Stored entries
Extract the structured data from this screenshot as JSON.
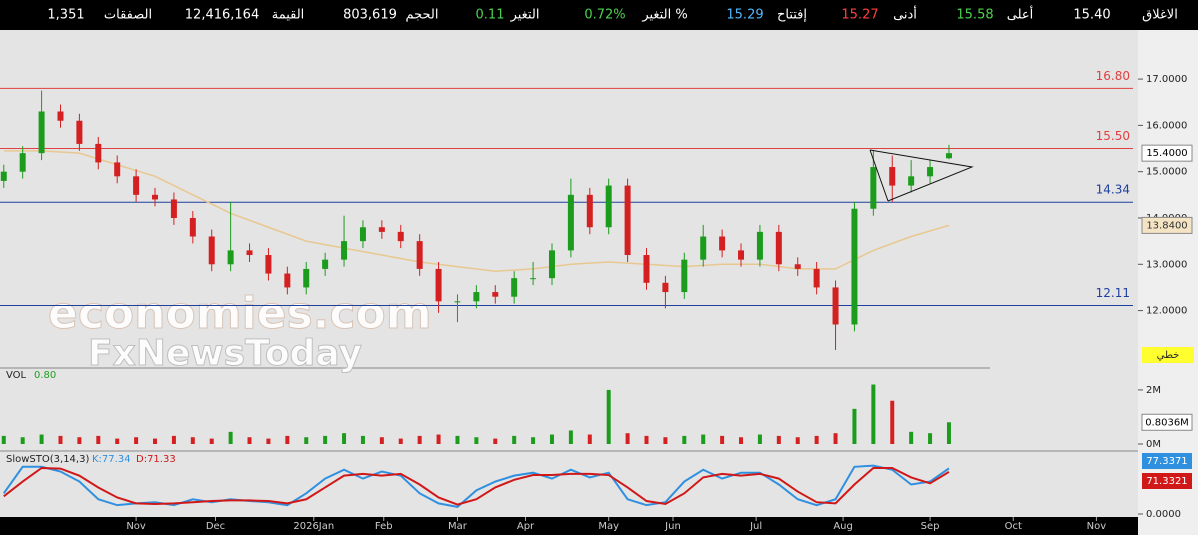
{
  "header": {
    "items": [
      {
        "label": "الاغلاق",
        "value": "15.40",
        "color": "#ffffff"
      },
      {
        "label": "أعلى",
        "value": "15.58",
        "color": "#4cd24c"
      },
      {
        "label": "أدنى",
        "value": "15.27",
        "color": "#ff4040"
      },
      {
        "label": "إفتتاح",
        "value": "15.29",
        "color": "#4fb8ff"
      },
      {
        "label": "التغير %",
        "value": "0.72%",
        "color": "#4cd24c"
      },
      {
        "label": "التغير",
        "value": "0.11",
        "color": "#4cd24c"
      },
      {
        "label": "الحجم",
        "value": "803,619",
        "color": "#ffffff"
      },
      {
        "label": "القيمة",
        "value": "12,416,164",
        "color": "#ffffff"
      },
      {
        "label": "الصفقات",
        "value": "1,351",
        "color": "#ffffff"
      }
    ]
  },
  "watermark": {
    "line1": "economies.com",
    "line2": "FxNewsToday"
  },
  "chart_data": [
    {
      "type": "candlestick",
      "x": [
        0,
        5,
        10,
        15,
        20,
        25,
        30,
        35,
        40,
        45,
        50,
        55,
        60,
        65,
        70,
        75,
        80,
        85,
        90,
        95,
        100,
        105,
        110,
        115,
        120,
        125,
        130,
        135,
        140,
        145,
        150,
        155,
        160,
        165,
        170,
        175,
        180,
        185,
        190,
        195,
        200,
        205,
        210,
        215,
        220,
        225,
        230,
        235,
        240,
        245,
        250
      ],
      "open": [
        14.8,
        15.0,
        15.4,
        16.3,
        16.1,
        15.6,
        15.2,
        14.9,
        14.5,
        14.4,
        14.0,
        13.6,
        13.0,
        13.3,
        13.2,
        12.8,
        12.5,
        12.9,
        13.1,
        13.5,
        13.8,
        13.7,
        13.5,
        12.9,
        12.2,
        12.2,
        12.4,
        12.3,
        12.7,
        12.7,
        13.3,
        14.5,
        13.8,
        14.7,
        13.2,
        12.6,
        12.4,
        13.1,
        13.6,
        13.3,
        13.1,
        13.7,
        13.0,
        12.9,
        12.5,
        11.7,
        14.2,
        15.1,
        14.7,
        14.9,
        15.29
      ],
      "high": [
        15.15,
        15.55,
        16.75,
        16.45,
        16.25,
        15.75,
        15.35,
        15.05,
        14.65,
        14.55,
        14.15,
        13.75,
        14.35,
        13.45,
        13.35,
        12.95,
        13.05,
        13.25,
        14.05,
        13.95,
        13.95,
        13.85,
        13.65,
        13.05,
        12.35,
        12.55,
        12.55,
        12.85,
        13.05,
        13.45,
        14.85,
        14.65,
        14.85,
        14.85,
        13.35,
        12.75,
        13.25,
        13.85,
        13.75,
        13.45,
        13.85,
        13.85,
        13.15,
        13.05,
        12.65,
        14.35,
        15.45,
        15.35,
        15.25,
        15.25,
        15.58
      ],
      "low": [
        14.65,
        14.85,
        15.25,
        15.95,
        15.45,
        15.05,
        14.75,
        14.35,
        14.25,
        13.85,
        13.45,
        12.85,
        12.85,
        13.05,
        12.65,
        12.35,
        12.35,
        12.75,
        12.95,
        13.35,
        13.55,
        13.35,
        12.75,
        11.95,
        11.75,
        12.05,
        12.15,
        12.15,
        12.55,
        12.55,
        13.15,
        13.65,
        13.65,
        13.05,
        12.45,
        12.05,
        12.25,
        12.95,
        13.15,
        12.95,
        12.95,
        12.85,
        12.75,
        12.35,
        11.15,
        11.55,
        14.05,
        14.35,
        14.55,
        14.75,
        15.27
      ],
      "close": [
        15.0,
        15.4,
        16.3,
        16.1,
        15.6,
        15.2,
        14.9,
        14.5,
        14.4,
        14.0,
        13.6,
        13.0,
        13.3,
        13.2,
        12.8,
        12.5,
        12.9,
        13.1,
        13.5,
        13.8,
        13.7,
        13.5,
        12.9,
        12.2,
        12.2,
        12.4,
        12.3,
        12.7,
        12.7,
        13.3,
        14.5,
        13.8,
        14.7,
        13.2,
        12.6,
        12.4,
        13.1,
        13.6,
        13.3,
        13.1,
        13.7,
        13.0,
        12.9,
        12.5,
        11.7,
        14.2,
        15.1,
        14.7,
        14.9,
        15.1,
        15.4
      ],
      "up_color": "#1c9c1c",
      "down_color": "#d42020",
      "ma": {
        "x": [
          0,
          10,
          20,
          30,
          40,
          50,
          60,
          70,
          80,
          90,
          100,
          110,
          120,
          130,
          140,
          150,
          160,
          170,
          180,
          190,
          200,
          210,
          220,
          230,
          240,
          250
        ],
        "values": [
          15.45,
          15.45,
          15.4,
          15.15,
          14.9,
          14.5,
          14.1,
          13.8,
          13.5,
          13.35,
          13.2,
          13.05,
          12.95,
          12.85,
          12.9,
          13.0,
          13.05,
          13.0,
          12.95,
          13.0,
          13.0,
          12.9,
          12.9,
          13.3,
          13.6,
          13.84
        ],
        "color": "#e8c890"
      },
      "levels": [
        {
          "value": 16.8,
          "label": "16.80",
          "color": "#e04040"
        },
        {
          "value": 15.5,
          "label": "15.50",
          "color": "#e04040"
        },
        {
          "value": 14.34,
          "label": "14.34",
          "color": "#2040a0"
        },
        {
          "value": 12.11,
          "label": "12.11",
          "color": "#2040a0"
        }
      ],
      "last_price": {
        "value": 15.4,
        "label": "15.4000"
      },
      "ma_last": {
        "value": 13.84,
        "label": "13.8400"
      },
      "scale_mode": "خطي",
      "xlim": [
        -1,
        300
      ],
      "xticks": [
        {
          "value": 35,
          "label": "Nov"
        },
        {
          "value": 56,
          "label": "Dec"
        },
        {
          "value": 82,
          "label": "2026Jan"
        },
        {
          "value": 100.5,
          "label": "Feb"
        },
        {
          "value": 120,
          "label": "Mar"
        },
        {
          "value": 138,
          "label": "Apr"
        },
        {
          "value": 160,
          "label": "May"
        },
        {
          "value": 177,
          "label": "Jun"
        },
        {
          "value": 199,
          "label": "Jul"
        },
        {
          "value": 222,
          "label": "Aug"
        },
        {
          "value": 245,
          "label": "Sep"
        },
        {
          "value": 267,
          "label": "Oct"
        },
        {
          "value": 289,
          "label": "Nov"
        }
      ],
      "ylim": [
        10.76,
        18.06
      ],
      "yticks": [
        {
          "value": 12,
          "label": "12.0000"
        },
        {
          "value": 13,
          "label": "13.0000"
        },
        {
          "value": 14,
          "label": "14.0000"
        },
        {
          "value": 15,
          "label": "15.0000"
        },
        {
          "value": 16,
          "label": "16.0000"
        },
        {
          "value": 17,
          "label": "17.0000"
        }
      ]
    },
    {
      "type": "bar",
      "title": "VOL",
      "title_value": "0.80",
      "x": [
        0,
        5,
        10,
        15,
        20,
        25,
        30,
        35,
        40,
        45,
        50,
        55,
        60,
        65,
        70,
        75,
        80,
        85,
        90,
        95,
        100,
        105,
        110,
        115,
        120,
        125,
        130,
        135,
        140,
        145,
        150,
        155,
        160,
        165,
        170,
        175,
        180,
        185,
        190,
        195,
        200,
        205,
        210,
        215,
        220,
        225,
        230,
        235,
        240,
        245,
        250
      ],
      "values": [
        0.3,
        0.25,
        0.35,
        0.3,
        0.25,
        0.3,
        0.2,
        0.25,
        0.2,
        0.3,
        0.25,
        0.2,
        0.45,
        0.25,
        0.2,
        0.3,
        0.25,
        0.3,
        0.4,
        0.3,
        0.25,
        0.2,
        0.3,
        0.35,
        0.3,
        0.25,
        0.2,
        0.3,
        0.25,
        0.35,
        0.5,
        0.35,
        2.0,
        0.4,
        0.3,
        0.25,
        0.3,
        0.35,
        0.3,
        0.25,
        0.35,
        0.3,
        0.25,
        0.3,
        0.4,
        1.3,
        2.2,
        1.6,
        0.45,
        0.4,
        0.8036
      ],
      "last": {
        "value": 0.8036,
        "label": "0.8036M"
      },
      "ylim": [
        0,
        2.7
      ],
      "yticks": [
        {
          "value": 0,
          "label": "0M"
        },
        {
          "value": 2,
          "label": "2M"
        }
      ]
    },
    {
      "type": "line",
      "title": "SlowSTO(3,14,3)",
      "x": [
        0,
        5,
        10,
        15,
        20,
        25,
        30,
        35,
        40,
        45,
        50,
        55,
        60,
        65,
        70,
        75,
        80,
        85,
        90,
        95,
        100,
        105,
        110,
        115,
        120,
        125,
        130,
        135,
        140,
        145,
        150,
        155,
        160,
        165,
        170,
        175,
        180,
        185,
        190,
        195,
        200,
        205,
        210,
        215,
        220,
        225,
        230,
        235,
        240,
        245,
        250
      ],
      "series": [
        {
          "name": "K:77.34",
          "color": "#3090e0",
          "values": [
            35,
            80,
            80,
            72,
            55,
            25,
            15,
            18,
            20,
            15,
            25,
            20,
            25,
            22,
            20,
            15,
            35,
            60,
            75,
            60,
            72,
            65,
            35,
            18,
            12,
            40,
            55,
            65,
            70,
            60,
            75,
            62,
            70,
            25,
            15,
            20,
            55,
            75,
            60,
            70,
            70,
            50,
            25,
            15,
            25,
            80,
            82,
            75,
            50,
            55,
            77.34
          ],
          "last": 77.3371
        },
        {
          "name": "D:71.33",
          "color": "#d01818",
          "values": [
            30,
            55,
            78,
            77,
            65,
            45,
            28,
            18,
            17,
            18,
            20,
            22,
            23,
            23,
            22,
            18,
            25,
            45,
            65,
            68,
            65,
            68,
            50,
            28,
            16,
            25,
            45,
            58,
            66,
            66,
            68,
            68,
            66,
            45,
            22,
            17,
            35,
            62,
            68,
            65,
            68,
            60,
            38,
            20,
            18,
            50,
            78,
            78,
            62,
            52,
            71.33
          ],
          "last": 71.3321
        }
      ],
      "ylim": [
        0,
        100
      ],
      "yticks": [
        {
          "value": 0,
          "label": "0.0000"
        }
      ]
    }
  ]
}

* * *

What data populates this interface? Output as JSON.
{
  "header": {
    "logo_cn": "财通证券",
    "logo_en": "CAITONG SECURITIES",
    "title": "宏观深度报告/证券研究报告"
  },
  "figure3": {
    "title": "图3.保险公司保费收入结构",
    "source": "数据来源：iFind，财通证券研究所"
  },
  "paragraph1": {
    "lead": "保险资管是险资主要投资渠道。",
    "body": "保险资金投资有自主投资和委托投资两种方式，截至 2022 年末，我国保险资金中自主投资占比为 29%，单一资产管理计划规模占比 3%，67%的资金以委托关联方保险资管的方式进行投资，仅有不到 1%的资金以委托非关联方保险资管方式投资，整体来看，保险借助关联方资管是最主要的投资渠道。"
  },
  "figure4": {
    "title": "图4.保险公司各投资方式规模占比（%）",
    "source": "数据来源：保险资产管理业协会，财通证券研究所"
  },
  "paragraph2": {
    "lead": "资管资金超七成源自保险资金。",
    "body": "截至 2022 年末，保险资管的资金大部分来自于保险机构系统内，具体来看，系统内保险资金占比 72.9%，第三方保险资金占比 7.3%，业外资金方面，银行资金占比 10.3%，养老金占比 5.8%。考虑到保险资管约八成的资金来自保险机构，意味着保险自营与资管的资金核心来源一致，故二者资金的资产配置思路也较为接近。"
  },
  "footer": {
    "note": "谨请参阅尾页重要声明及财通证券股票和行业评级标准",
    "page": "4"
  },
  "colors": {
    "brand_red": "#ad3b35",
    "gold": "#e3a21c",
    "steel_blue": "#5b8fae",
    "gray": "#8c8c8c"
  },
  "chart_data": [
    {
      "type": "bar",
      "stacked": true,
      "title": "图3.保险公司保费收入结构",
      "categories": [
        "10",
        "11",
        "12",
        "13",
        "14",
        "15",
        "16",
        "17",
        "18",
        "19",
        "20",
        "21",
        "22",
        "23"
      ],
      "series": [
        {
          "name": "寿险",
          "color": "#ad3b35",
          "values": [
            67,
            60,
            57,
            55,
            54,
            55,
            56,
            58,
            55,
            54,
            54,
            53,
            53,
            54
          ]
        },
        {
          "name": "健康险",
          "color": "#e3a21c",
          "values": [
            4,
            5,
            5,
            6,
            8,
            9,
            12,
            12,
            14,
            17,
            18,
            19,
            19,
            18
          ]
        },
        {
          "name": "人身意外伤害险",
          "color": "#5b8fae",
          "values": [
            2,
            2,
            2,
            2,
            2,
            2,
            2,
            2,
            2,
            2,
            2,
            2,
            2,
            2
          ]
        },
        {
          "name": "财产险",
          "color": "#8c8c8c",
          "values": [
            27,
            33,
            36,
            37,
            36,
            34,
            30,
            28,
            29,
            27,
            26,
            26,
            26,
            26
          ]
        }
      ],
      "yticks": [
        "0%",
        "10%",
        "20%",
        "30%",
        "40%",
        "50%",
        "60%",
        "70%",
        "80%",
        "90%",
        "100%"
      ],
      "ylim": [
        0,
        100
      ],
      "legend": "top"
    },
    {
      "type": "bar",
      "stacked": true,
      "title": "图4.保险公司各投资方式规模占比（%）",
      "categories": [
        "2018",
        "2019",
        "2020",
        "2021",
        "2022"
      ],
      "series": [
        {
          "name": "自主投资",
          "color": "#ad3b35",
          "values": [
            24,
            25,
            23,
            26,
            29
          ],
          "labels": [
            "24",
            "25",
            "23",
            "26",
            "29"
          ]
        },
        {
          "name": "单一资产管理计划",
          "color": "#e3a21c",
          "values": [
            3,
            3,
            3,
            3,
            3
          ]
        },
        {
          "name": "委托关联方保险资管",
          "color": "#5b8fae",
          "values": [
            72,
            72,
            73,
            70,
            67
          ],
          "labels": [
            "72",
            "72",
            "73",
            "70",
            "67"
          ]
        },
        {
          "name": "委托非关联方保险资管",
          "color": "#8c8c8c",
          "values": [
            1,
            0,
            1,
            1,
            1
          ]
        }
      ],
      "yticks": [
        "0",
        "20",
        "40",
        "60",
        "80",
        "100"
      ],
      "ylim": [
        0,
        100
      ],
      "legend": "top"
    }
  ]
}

* * *

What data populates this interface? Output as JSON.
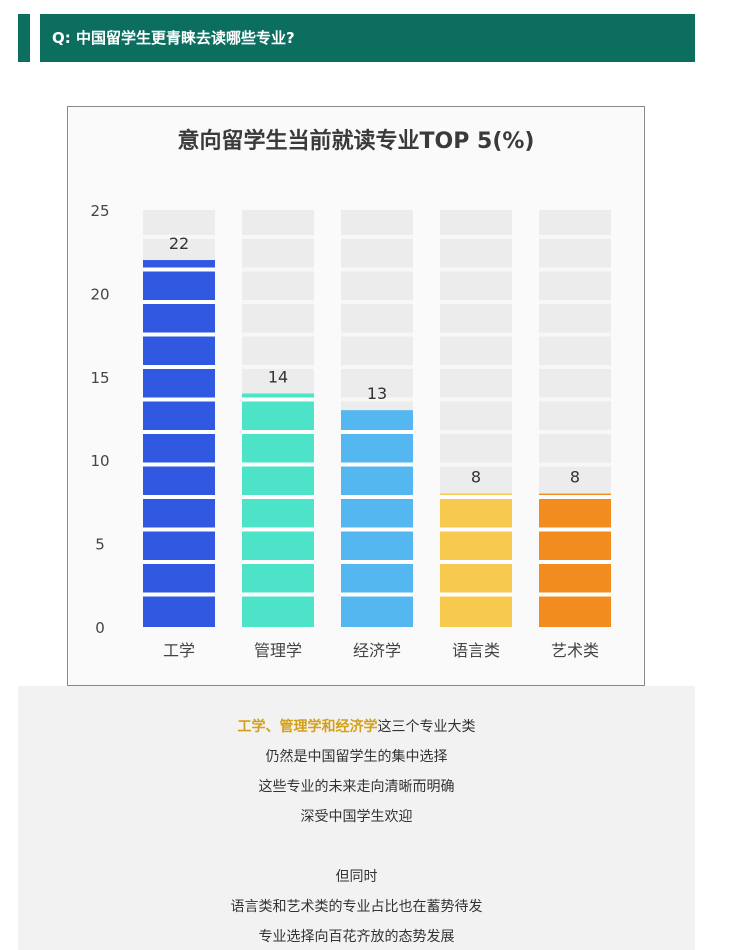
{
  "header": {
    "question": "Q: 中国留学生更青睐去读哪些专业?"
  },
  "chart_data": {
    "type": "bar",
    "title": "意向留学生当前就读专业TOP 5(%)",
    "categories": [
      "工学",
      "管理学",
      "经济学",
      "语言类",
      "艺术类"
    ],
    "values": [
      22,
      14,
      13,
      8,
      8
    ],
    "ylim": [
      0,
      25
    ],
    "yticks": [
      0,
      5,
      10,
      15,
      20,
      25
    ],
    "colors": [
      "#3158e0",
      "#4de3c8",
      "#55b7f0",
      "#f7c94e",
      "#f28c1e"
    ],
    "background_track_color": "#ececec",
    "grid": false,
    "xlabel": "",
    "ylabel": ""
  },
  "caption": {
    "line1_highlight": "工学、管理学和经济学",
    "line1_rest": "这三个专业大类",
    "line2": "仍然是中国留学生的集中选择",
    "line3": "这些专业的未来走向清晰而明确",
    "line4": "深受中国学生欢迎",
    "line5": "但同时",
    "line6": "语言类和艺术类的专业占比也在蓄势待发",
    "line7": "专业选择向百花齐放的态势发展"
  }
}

* Required work
For the entries above, count the lines that contain the string "保险公司保费收入结构", and state that number without further comment.

* Result of the task
2